## Exercise instructions
• A. In the layout update post, rewrite everything from "I’m going to" down to "slightly divergent layouts.", replacing "front page" with "home page".
• B. In the layout update post, turn the paragraph that starts "About, Photos, and the front page" into a short list that keeps its main facts.
• C. Using the layout update post, say whether each statement agrees with it. Answer yes or no and quote the words that decide it. (i) The Blog has been fully updated. (ii) The writer is getting ready to move back to Athens. (iii) Every Italy picture was posted.

## Selected extract
=====

I’m going to continue on with the updating of the layout. You’ll notice that Photos and about represent the new change. The Blog is halfway there. The front page is, of course, finished.

About, Photos, and the front page all have slightly different layouts. This is because the design is, in a way, modular. Designing on a grid has allowed me to plan for content areas of various sizes. As the update progresses, you’ll see most pages with slightly divergent layouts.

Also, my logo is TOO HUGE.

As for me, there hasn’t been much going on in my life. Getting ready to move back to Athens and working on the Iridium Apparel website. It might not have been mentioned here, but I’m updating (content) for their site and will hopefully be redesigning it soon. Exciting stuff.

More to come, as always!
Jason

Under Construction

Sorry it has been a few days. I was in New York for a little bit. There will be pictures posted soon. I need to go through the Italy photos as well to make sure they are all there. I only posted the best Italy pictures. There were a lot of ones that weren’t worth uploading.

=====

Dataset items
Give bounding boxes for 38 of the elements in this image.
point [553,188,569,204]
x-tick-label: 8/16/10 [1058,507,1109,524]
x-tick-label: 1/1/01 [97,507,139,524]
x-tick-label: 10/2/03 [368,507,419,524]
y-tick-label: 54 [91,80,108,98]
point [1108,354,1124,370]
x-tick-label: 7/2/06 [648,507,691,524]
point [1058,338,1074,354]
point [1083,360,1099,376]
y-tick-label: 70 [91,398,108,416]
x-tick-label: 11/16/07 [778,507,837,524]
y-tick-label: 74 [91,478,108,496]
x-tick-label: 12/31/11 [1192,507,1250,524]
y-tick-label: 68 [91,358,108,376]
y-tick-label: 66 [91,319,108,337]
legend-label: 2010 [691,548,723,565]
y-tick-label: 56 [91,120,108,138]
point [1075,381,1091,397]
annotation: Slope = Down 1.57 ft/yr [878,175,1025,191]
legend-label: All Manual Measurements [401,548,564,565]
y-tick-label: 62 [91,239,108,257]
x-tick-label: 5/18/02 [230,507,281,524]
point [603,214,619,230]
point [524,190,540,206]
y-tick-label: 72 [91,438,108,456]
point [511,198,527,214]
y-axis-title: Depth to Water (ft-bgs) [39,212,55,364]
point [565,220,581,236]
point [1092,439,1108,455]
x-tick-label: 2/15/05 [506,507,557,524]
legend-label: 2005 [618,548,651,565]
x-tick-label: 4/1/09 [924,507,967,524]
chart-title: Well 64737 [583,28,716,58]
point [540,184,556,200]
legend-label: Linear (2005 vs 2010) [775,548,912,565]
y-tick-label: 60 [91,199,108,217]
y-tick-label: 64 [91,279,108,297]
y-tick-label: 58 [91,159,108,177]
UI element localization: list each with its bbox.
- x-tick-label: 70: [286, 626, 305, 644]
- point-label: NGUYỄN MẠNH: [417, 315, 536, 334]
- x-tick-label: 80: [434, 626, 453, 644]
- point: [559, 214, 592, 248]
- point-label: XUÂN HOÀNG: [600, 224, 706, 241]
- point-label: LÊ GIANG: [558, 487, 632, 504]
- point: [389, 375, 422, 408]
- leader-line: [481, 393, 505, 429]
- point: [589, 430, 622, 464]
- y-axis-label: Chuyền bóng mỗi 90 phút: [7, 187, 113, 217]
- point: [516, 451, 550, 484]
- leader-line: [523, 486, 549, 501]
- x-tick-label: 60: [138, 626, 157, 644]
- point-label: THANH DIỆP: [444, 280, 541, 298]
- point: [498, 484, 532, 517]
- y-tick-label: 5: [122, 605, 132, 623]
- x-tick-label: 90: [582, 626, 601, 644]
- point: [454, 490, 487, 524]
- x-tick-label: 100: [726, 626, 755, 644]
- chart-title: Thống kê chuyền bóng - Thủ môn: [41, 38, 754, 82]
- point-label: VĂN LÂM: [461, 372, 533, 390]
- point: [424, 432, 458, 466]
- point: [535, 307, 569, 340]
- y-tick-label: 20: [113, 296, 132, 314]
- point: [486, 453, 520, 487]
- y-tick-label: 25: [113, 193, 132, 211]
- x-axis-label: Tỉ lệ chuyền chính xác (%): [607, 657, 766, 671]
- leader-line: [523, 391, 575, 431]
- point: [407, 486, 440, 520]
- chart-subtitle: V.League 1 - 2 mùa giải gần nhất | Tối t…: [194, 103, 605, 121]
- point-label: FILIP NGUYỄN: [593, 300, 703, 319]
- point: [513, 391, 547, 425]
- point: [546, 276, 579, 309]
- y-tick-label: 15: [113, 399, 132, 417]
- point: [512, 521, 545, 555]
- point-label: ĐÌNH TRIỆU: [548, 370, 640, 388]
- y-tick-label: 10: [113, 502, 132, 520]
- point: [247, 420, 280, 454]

=====

## Your responses
• A.
I’m going to continue on with the updating of the layout. You’ll notice that Photos and about represent the new change. The Blog is halfway there. The home page is, of course, finished.

About, Photos, and the home page all have slightly different layouts. This is because the design is, in a way, modular. Designing on a grid has allowed me to plan for content areas of various sizes. As the update progresses, you’ll see most pages with slightly divergent layouts.

• B.
- About, Photos, and the front page each have slightly different layouts.
- In a way, the design is modular.
- Designing on a grid allows planning for content areas of various sizes.
- As the update goes on, most pages will have slightly different layouts.

• C.
(i) No: "The Blog is halfway there."
(ii) Yes: "Getting ready to move back to Athens"
(iii) No: "I only posted the best Italy pictures."